- BRIEF
Find the line that contains "Type out the text in this image.". Copy it and every line after it to the end of the material below, exactly, with no pictures.

[Dataset items]
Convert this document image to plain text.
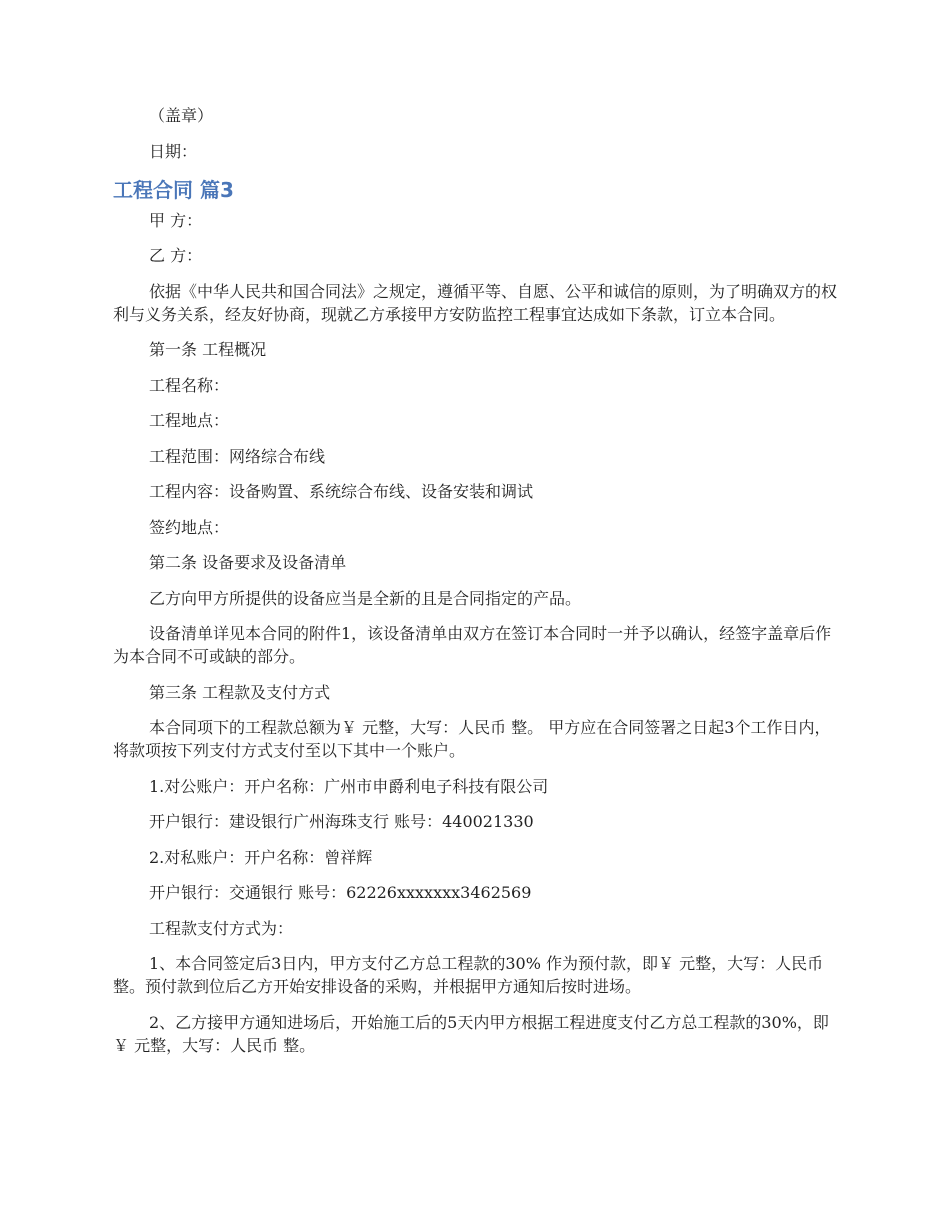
（盖章）

日期：

工程合同 篇3

甲 方：

乙 方：

依据《中华人民共和国合同法》之规定，遵循平等、自愿、公平和诚信的原则，为了明确双方的权利与义务关系，经友好协商，现就乙方承接甲方安防监控工程事宜达成如下条款，订立本合同。

第一条 工程概况

工程名称：

工程地点：

工程范围：网络综合布线

工程内容：设备购置、系统综合布线、设备安装和调试

签约地点：

第二条 设备要求及设备清单

乙方向甲方所提供的设备应当是全新的且是合同指定的产品。

设备清单详见本合同的附件1，该设备清单由双方在签订本合同时一并予以确认，经签字盖章后作为本合同不可或缺的部分。

第三条 工程款及支付方式

本合同项下的工程款总额为￥ 元整，大写：人民币 整。 甲方应在合同签署之日起3个工作日内，将款项按下列支付方式支付至以下其中一个账户。

1.对公账户：开户名称：广州市申爵利电子科技有限公司

开户银行：建设银行广州海珠支行 账号：440021330

2.对私账户：开户名称：曾祥辉

开户银行：交通银行 账号：62226xxxxxxx3462569

工程款支付方式为：

1、本合同签定后3日内，甲方支付乙方总工程款的30% 作为预付款，即￥ 元整，大写：人民币 整。预付款到位后乙方开始安排设备的采购，并根据甲方通知后按时进场。

2、乙方接甲方通知进场后，开始施工后的5天内甲方根据工程进度支付乙方总工程款的30%，即￥ 元整，大写：人民币 整。
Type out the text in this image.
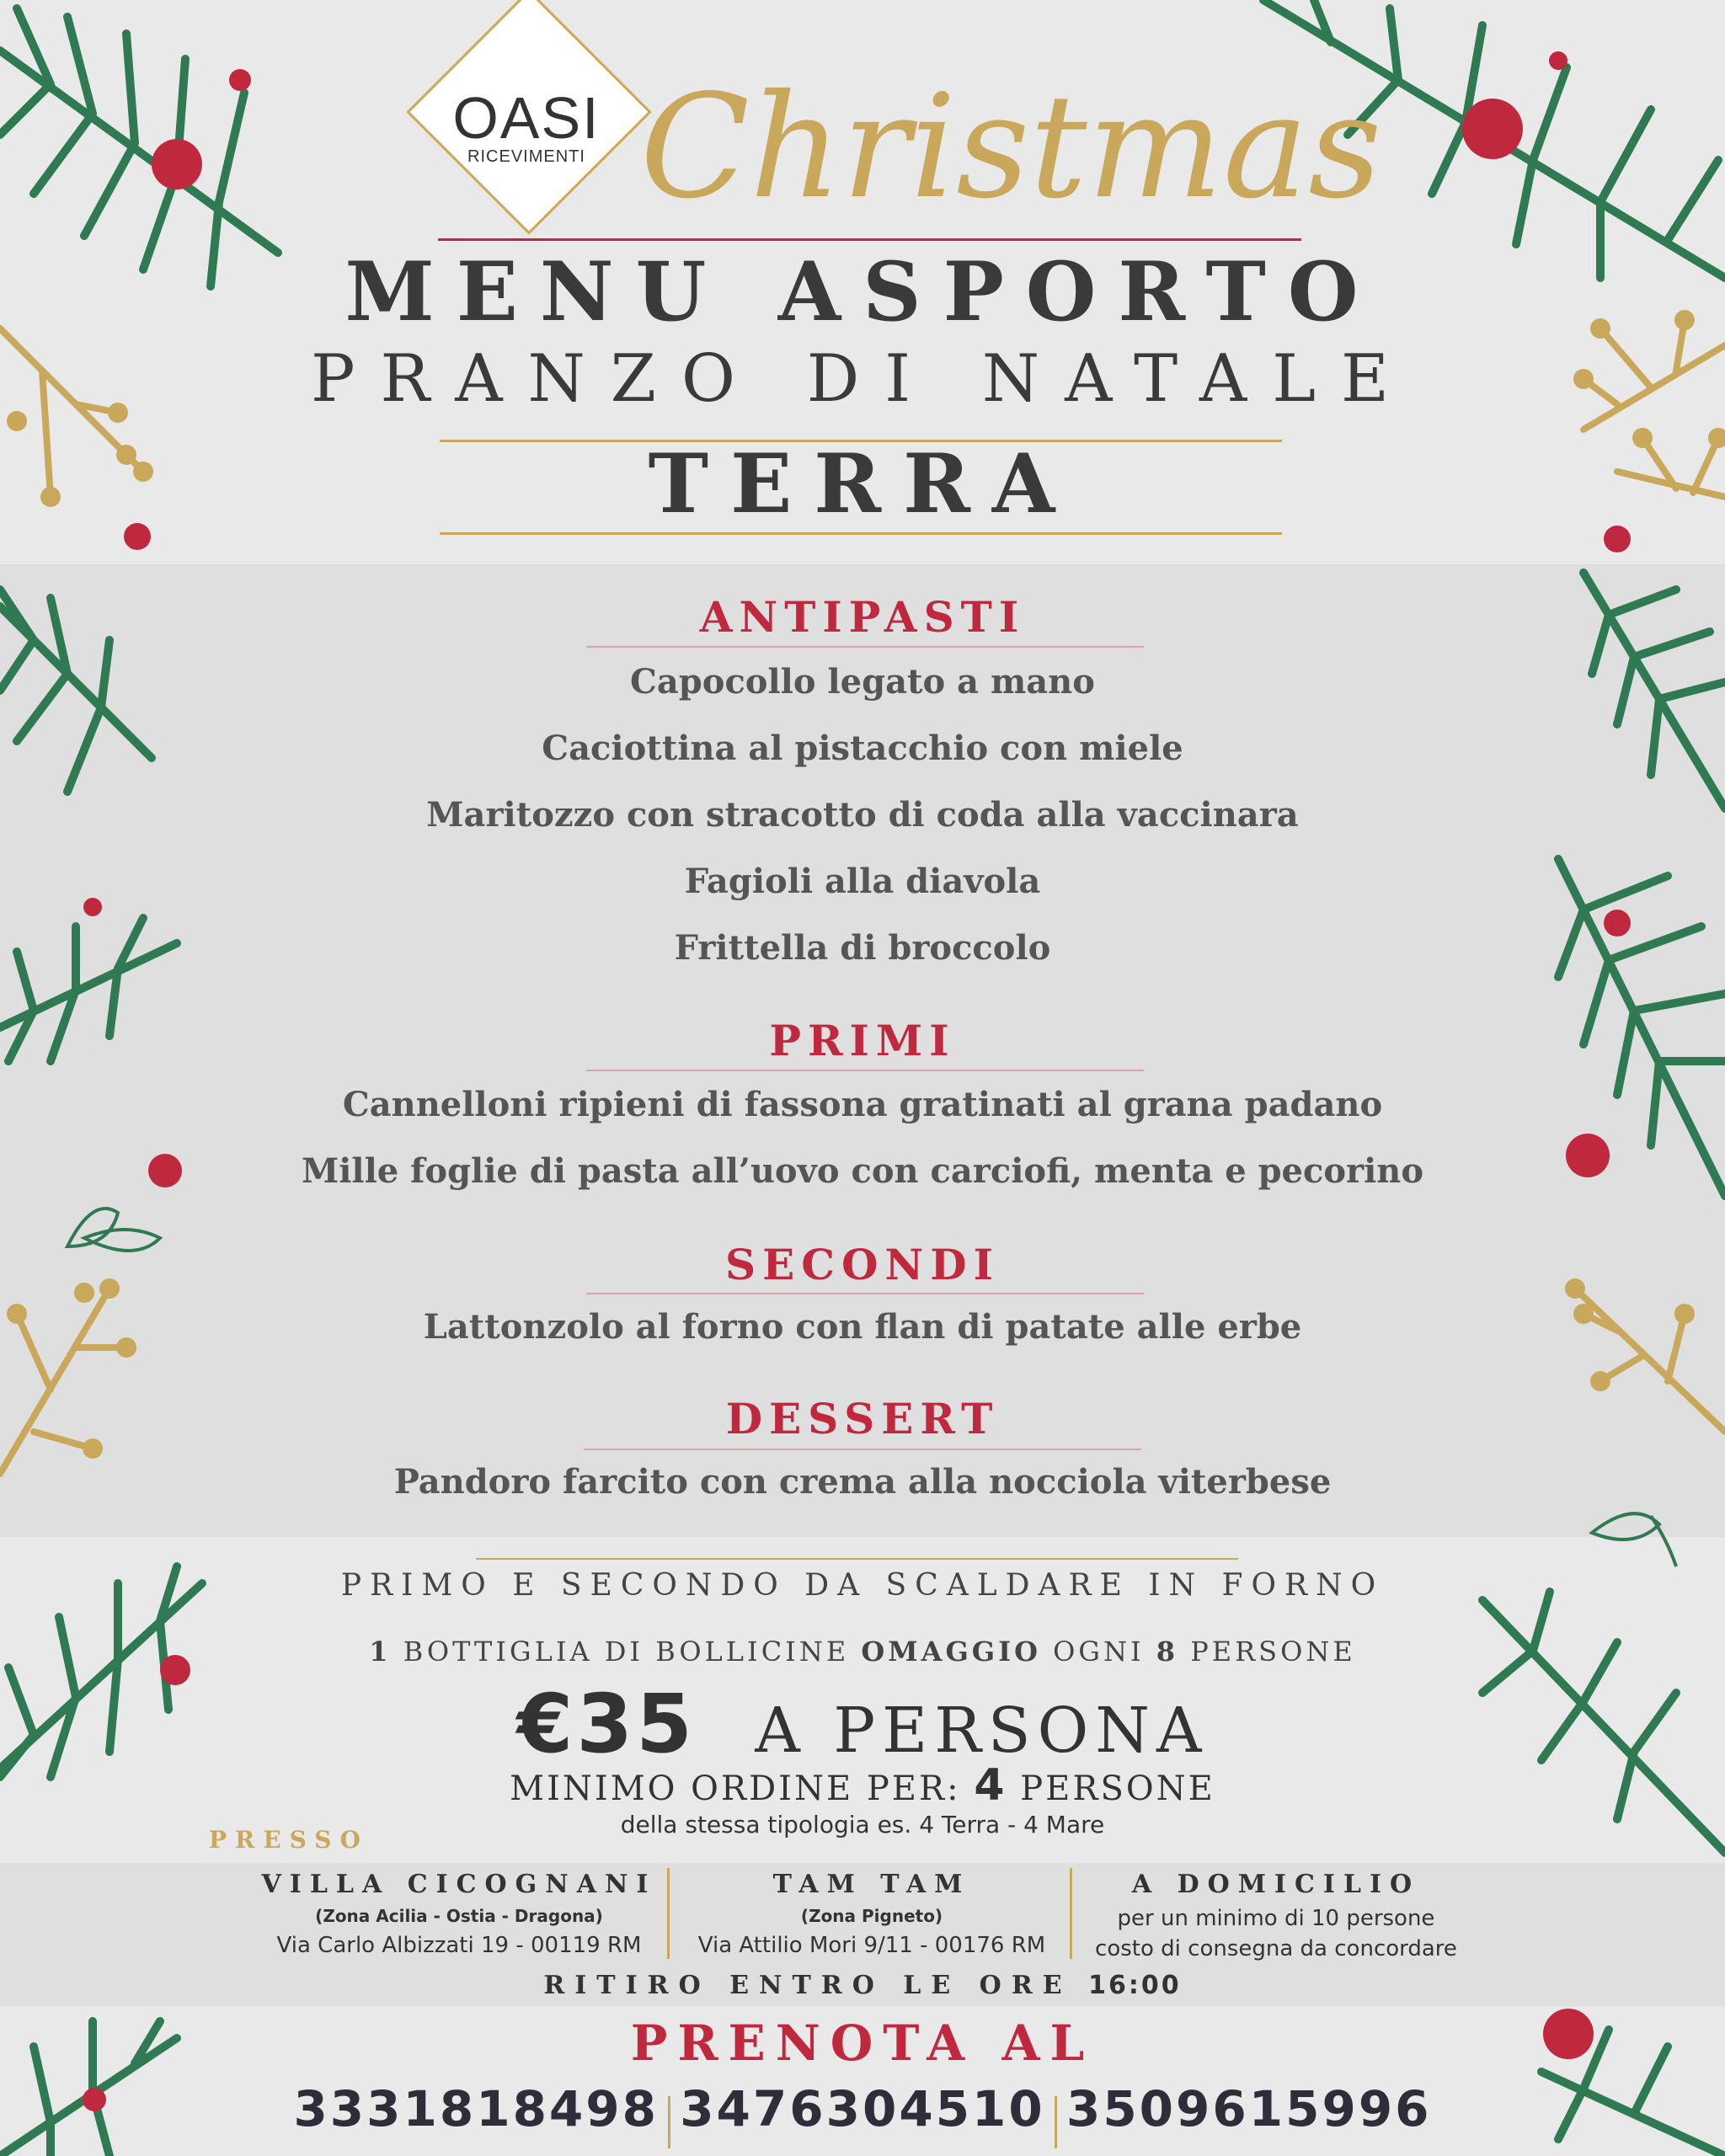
OASI
RICEVIMENTI Christmas
MENU ASPORTO
PRANZO DI NATALE
TERRA
ANTIPASTI
Capocollo legato a mano
Caciottina al pistacchio con miele
Maritozzo con stracotto di coda alla vaccinara
Fagioli alla diavola
Frittella di broccolo
PRIMI
Cannelloni ripieni di fassona gratinati al grana padano
Mille foglie di pasta all’uovo con carciofi, menta e pecorino
SECONDI
Lattonzolo al forno con flan di patate alle erbe
DESSERT
Pandoro farcito con crema alla nocciola viterbese
PRIMO E SECONDO DA SCALDARE IN FORNO
1 BOTTIGLIA DI BOLLICINE OMAGGIO OGNI 8 PERSONE
€35 A PERSONA
MINIMO ORDINE PER: 4 PERSONE
della stessa tipologia es. 4 Terra - 4 Mare
PRESSO
VILLA CICOGNANI
(Zona Acilia - Ostia - Dragona)
Via Carlo Albizzati 19 - 00119 RM
TAM TAM
(Zona Pigneto)
Via Attilio Mori 9/11 - 00176 RM
A DOMICILIO
per un minimo di 10 persone
costo di consegna da concordare
RITIRO ENTRO LE ORE 16:00
PRENOTA AL
3331818498 3476304510 3509615996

- EXERCISE RESPONSE
Type out the text in this image.
OASI
RICEVIMENTI Christmas
MENU ASPORTO
PRANZO DI NATALE
TERRA
ANTIPASTI
Capocollo legato a mano
Caciottina al pistacchio con miele
Maritozzo con stracotto di coda alla vaccinara
Fagioli alla diavola
Frittella di broccolo
PRIMI
Cannelloni ripieni di fassona gratinati al grana padano
Mille foglie di pasta all’uovo con carciofi, menta e pecorino
SECONDI
Lattonzolo al forno con flan di patate alle erbe
DESSERT
Pandoro farcito con crema alla nocciola viterbese
PRIMO E SECONDO DA SCALDARE IN FORNO
1 BOTTIGLIA DI BOLLICINE OMAGGIO OGNI 8 PERSONE
€35 A PERSONA
MINIMO ORDINE PER: 4 PERSONE
della stessa tipologia es. 4 Terra - 4 Mare
PRESSO
VILLA CICOGNANI
(Zona Acilia - Ostia - Dragona)
Via Carlo Albizzati 19 - 00119 RM
TAM TAM
(Zona Pigneto)
Via Attilio Mori 9/11 - 00176 RM
A DOMICILIO
per un minimo di 10 persone
costo di consegna da concordare
RITIRO ENTRO LE ORE 16:00
PRENOTA AL
3331818498 3476304510 3509615996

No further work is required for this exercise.